---- RECORDS FOR THIS EXERCISE
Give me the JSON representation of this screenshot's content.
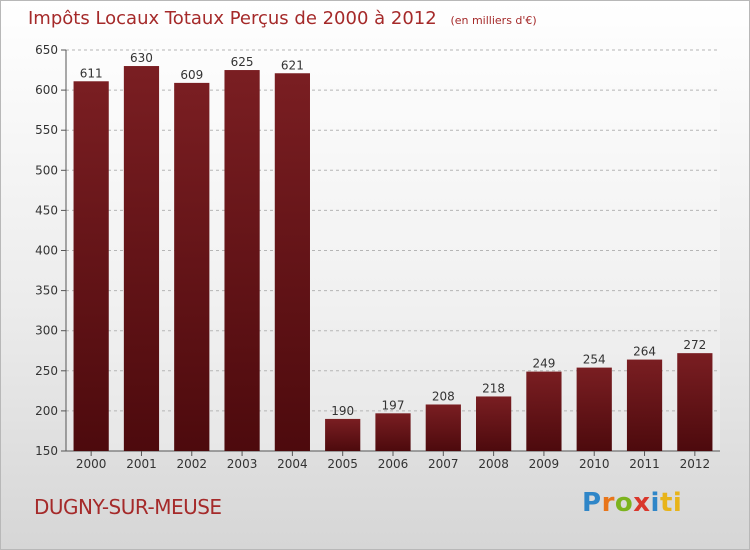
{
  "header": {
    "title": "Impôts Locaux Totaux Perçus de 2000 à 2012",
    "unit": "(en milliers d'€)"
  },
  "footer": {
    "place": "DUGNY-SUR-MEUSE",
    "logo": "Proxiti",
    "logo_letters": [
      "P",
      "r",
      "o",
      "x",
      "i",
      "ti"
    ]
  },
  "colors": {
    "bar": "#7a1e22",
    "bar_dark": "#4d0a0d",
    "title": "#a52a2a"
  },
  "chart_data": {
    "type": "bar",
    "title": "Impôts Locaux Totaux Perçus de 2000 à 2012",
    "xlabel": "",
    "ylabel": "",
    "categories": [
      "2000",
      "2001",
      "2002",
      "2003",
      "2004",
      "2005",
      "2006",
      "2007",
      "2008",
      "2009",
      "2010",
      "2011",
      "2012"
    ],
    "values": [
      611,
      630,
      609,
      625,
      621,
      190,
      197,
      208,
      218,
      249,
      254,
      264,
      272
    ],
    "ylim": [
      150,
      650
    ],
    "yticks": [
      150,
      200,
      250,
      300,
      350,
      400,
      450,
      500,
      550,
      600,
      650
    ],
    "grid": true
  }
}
--------
▸ WRITTEN REQUEST
Repeat the listing in full and exactly. Do not include any images.

▸ RESULT FOR THIS EXERCISE
Give me the JSON representation of this screenshot's content.
{
  "header": {
    "title": "Impôts Locaux Totaux Perçus de 2000 à 2012",
    "unit": "(en milliers d'€)"
  },
  "footer": {
    "place": "DUGNY-SUR-MEUSE",
    "logo": "Proxiti",
    "logo_letters": [
      "P",
      "r",
      "o",
      "x",
      "i",
      "ti"
    ]
  },
  "colors": {
    "bar": "#7a1e22",
    "bar_dark": "#4d0a0d",
    "title": "#a52a2a"
  },
  "chart_data": {
    "type": "bar",
    "title": "Impôts Locaux Totaux Perçus de 2000 à 2012",
    "xlabel": "",
    "ylabel": "",
    "categories": [
      "2000",
      "2001",
      "2002",
      "2003",
      "2004",
      "2005",
      "2006",
      "2007",
      "2008",
      "2009",
      "2010",
      "2011",
      "2012"
    ],
    "values": [
      611,
      630,
      609,
      625,
      621,
      190,
      197,
      208,
      218,
      249,
      254,
      264,
      272
    ],
    "ylim": [
      150,
      650
    ],
    "yticks": [
      150,
      200,
      250,
      300,
      350,
      400,
      450,
      500,
      550,
      600,
      650
    ],
    "grid": true
  }
}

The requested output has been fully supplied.